┌────────

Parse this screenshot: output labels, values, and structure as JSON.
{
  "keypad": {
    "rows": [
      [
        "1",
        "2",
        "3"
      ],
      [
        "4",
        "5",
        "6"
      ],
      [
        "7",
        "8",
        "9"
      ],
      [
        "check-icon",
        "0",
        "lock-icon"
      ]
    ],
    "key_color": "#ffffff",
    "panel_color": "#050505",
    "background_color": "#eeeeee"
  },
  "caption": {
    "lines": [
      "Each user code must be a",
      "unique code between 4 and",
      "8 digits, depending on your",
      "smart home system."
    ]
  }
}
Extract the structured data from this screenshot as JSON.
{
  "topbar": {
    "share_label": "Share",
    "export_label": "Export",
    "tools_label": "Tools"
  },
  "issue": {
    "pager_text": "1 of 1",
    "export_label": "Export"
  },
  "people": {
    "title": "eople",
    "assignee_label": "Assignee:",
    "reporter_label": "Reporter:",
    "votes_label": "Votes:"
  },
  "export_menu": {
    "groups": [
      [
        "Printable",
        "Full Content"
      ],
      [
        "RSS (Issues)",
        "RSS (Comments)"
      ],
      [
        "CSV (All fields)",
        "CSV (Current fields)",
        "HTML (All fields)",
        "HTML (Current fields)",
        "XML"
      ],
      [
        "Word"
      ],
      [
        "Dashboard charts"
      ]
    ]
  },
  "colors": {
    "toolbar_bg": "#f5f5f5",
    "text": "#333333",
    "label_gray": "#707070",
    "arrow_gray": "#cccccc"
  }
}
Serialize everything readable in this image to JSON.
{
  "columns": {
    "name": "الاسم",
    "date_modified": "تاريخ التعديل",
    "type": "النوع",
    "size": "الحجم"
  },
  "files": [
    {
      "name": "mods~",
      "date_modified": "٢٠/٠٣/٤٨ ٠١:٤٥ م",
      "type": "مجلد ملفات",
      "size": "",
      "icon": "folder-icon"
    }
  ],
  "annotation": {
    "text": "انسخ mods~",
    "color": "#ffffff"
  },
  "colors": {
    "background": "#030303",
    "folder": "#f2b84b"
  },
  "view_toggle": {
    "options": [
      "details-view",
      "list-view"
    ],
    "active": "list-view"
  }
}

└────────

■ **Task objective**
The full set of records should be duplicated exactly.

■ **Worked solution**
Parse this screenshot: output labels, values, and structure as JSON.
{
  "keypad": {
    "rows": [
      [
        "1",
        "2",
        "3"
      ],
      [
        "4",
        "5",
        "6"
      ],
      [
        "7",
        "8",
        "9"
      ],
      [
        "check-icon",
        "0",
        "lock-icon"
      ]
    ],
    "key_color": "#ffffff",
    "panel_color": "#050505",
    "background_color": "#eeeeee"
  },
  "caption": {
    "lines": [
      "Each user code must be a",
      "unique code between 4 and",
      "8 digits, depending on your",
      "smart home system."
    ]
  }
}
Extract the structured data from this screenshot as JSON.
{
  "topbar": {
    "share_label": "Share",
    "export_label": "Export",
    "tools_label": "Tools"
  },
  "issue": {
    "pager_text": "1 of 1",
    "export_label": "Export"
  },
  "people": {
    "title": "eople",
    "assignee_label": "Assignee:",
    "reporter_label": "Reporter:",
    "votes_label": "Votes:"
  },
  "export_menu": {
    "groups": [
      [
        "Printable",
        "Full Content"
      ],
      [
        "RSS (Issues)",
        "RSS (Comments)"
      ],
      [
        "CSV (All fields)",
        "CSV (Current fields)",
        "HTML (All fields)",
        "HTML (Current fields)",
        "XML"
      ],
      [
        "Word"
      ],
      [
        "Dashboard charts"
      ]
    ]
  },
  "colors": {
    "toolbar_bg": "#f5f5f5",
    "text": "#333333",
    "label_gray": "#707070",
    "arrow_gray": "#cccccc"
  }
}
Serialize everything readable in this image to JSON.
{
  "columns": {
    "name": "الاسم",
    "date_modified": "تاريخ التعديل",
    "type": "النوع",
    "size": "الحجم"
  },
  "files": [
    {
      "name": "mods~",
      "date_modified": "٢٠/٠٣/٤٨ ٠١:٤٥ م",
      "type": "مجلد ملفات",
      "size": "",
      "icon": "folder-icon"
    }
  ],
  "annotation": {
    "text": "انسخ mods~",
    "color": "#ffffff"
  },
  "colors": {
    "background": "#030303",
    "folder": "#f2b84b"
  },
  "view_toggle": {
    "options": [
      "details-view",
      "list-view"
    ],
    "active": "list-view"
  }
}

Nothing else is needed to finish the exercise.